## AIM OF THE TASK
Please write out the entries below again, switching "Total plays" to "All plays" in every entry and leaving everything else unchanged.

## Rows from a layout dataset
******
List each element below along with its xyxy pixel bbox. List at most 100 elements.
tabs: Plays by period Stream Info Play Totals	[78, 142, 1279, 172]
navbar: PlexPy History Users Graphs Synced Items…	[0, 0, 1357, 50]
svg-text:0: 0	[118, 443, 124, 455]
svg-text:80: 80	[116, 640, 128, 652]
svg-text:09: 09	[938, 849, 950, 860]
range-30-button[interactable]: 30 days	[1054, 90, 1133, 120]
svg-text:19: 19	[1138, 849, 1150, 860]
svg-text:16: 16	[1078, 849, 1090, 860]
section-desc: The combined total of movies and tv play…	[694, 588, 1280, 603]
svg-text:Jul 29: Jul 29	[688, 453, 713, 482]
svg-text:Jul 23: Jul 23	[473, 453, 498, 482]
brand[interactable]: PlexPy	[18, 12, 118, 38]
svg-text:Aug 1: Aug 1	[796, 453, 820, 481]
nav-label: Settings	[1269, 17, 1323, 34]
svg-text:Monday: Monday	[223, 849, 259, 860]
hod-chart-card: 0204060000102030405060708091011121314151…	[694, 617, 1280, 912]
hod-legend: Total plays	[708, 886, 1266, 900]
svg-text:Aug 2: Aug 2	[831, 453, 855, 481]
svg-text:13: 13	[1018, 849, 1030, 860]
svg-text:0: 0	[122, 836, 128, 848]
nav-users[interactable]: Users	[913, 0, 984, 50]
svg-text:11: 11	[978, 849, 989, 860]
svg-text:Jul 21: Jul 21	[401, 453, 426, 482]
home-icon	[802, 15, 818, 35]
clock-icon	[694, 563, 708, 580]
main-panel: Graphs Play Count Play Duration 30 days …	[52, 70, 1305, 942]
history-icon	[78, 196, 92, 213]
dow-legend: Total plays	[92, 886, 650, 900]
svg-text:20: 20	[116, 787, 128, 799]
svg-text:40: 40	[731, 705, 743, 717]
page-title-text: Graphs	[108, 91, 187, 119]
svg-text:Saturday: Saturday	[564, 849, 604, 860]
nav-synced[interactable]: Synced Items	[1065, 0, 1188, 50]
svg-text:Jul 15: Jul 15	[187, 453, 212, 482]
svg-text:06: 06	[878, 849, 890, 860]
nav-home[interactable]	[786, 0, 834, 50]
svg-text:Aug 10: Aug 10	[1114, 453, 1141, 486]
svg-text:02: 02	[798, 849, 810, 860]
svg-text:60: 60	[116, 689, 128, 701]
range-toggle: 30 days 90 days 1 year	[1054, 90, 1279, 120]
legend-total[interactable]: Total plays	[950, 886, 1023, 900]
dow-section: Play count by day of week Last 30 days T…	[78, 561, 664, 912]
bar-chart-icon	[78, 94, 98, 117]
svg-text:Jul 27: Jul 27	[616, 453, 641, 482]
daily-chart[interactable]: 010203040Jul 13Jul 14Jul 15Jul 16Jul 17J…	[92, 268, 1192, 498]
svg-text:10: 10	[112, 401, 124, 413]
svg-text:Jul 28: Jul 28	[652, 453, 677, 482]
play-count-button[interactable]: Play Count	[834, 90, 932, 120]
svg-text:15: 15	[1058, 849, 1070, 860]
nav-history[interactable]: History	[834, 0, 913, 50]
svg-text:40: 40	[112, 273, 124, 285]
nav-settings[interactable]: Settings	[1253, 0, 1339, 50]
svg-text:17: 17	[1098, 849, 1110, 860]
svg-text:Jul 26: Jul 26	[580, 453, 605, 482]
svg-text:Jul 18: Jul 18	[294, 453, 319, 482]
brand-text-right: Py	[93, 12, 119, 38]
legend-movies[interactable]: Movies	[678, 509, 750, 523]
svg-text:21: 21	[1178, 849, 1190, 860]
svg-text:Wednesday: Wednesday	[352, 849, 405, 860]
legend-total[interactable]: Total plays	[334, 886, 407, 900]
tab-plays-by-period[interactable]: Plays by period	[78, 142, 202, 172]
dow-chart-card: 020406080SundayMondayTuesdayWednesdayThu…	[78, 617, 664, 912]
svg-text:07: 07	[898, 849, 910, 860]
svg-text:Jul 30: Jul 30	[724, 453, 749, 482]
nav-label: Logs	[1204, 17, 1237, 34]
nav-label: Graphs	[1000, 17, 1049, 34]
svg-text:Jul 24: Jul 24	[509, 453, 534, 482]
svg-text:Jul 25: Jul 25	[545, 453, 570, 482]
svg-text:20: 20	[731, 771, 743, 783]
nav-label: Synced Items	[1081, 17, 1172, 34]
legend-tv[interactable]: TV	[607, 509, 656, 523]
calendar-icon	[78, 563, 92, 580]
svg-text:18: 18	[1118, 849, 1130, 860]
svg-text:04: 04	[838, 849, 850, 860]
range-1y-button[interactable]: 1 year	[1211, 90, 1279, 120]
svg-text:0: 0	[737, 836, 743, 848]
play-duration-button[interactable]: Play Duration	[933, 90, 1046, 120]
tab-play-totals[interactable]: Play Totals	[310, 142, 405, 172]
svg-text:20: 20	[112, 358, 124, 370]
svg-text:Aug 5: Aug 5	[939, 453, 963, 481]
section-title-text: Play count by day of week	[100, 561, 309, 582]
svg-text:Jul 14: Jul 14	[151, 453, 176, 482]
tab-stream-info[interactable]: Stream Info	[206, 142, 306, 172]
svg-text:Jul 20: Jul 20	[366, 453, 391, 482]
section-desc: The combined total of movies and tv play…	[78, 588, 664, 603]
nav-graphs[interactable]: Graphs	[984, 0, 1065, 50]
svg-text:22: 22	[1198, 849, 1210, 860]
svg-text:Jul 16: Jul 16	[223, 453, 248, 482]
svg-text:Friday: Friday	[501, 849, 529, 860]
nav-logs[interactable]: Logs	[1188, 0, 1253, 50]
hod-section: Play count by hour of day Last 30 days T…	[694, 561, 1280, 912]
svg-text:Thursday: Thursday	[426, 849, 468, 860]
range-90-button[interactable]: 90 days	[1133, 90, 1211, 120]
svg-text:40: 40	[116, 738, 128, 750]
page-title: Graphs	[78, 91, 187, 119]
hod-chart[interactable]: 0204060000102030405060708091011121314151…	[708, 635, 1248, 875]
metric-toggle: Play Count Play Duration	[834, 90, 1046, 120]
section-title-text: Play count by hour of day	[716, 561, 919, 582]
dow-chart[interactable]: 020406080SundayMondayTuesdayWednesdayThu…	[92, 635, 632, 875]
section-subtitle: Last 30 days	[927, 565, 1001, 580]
******
## SOLVED EXERCISE
List each element below along with its xyxy pixel bbox. List at most 100 elements.
tabs: Plays by period Stream Info Play Totals	[78, 142, 1279, 172]
navbar: PlexPy History Users Graphs Synced Items…	[0, 0, 1357, 50]
svg-text:0: 0	[118, 443, 124, 455]
svg-text:80: 80	[116, 640, 128, 652]
svg-text:09: 09	[938, 849, 950, 860]
range-30-button[interactable]: 30 days	[1054, 90, 1133, 120]
svg-text:19: 19	[1138, 849, 1150, 860]
svg-text:16: 16	[1078, 849, 1090, 860]
section-desc: The combined total of movies and tv play…	[694, 588, 1280, 603]
svg-text:Jul 29: Jul 29	[688, 453, 713, 482]
svg-text:Jul 23: Jul 23	[473, 453, 498, 482]
brand[interactable]: PlexPy	[18, 12, 118, 38]
svg-text:Aug 1: Aug 1	[796, 453, 820, 481]
nav-label: Settings	[1269, 17, 1323, 34]
svg-text:Monday: Monday	[223, 849, 259, 860]
hod-chart-card: 0204060000102030405060708091011121314151…	[694, 617, 1280, 912]
hod-legend: All plays	[708, 886, 1266, 900]
svg-text:Aug 2: Aug 2	[831, 453, 855, 481]
svg-text:13: 13	[1018, 849, 1030, 860]
svg-text:0: 0	[122, 836, 128, 848]
nav-users[interactable]: Users	[913, 0, 984, 50]
svg-text:11: 11	[978, 849, 989, 860]
svg-text:Jul 21: Jul 21	[401, 453, 426, 482]
home-icon	[802, 15, 818, 35]
clock-icon	[694, 563, 708, 580]
main-panel: Graphs Play Count Play Duration 30 days …	[52, 70, 1305, 942]
history-icon	[78, 196, 92, 213]
dow-legend: All plays	[92, 886, 650, 900]
svg-text:20: 20	[116, 787, 128, 799]
svg-text:40: 40	[731, 705, 743, 717]
page-title-text: Graphs	[108, 91, 187, 119]
svg-text:Saturday: Saturday	[564, 849, 604, 860]
nav-synced[interactable]: Synced Items	[1065, 0, 1188, 50]
svg-text:Jul 15: Jul 15	[187, 453, 212, 482]
svg-text:06: 06	[878, 849, 890, 860]
nav-home[interactable]	[786, 0, 834, 50]
svg-text:Aug 10: Aug 10	[1114, 453, 1141, 486]
svg-text:02: 02	[798, 849, 810, 860]
svg-text:60: 60	[116, 689, 128, 701]
range-toggle: 30 days 90 days 1 year	[1054, 90, 1279, 120]
legend-total[interactable]: All plays	[950, 886, 1023, 900]
dow-section: Play count by day of week Last 30 days T…	[78, 561, 664, 912]
bar-chart-icon	[78, 94, 98, 117]
svg-text:Jul 27: Jul 27	[616, 453, 641, 482]
daily-chart[interactable]: 010203040Jul 13Jul 14Jul 15Jul 16Jul 17J…	[92, 268, 1192, 498]
svg-text:10: 10	[112, 401, 124, 413]
svg-text:Jul 28: Jul 28	[652, 453, 677, 482]
play-count-button[interactable]: Play Count	[834, 90, 932, 120]
svg-text:15: 15	[1058, 849, 1070, 860]
nav-history[interactable]: History	[834, 0, 913, 50]
svg-text:40: 40	[112, 273, 124, 285]
nav-settings[interactable]: Settings	[1253, 0, 1339, 50]
svg-text:17: 17	[1098, 849, 1110, 860]
svg-text:Jul 26: Jul 26	[580, 453, 605, 482]
svg-text:Jul 18: Jul 18	[294, 453, 319, 482]
brand-text-right: Py	[93, 12, 119, 38]
legend-movies[interactable]: Movies	[678, 509, 750, 523]
svg-text:21: 21	[1178, 849, 1190, 860]
svg-text:Wednesday: Wednesday	[352, 849, 405, 860]
legend-total[interactable]: All plays	[334, 886, 407, 900]
tab-plays-by-period[interactable]: Plays by period	[78, 142, 202, 172]
dow-chart-card: 020406080SundayMondayTuesdayWednesdayThu…	[78, 617, 664, 912]
svg-text:07: 07	[898, 849, 910, 860]
svg-text:Jul 30: Jul 30	[724, 453, 749, 482]
nav-label: Logs	[1204, 17, 1237, 34]
nav-label: Graphs	[1000, 17, 1049, 34]
svg-text:Jul 24: Jul 24	[509, 453, 534, 482]
svg-text:Jul 25: Jul 25	[545, 453, 570, 482]
svg-text:20: 20	[731, 771, 743, 783]
nav-label: Synced Items	[1081, 17, 1172, 34]
legend-tv[interactable]: TV	[607, 509, 656, 523]
calendar-icon	[78, 563, 92, 580]
svg-text:18: 18	[1118, 849, 1130, 860]
svg-text:04: 04	[838, 849, 850, 860]
range-1y-button[interactable]: 1 year	[1211, 90, 1279, 120]
svg-text:0: 0	[737, 836, 743, 848]
play-duration-button[interactable]: Play Duration	[933, 90, 1046, 120]
tab-play-totals[interactable]: Play Totals	[310, 142, 405, 172]
svg-text:20: 20	[112, 358, 124, 370]
svg-text:Aug 5: Aug 5	[939, 453, 963, 481]
section-title-text: Play count by day of week	[100, 561, 309, 582]
svg-text:Jul 14: Jul 14	[151, 453, 176, 482]
tab-stream-info[interactable]: Stream Info	[206, 142, 306, 172]
svg-text:Jul 20: Jul 20	[366, 453, 391, 482]
section-desc: The combined total of movies and tv play…	[78, 588, 664, 603]
nav-graphs[interactable]: Graphs	[984, 0, 1065, 50]
svg-text:22: 22	[1198, 849, 1210, 860]
svg-text:Jul 16: Jul 16	[223, 453, 248, 482]
svg-text:Friday: Friday	[501, 849, 529, 860]
nav-logs[interactable]: Logs	[1188, 0, 1253, 50]
hod-section: Play count by hour of day Last 30 days T…	[694, 561, 1280, 912]
svg-text:Thursday: Thursday	[426, 849, 468, 860]
range-90-button[interactable]: 90 days	[1133, 90, 1211, 120]
svg-text:40: 40	[116, 738, 128, 750]
page-title: Graphs	[78, 91, 187, 119]
hod-chart[interactable]: 0204060000102030405060708091011121314151…	[708, 635, 1248, 875]
metric-toggle: Play Count Play Duration	[834, 90, 1046, 120]
section-title-text: Play count by hour of day	[716, 561, 919, 582]
dow-chart[interactable]: 020406080SundayMondayTuesdayWednesdayThu…	[92, 635, 632, 875]
section-subtitle: Last 30 days	[927, 565, 1001, 580]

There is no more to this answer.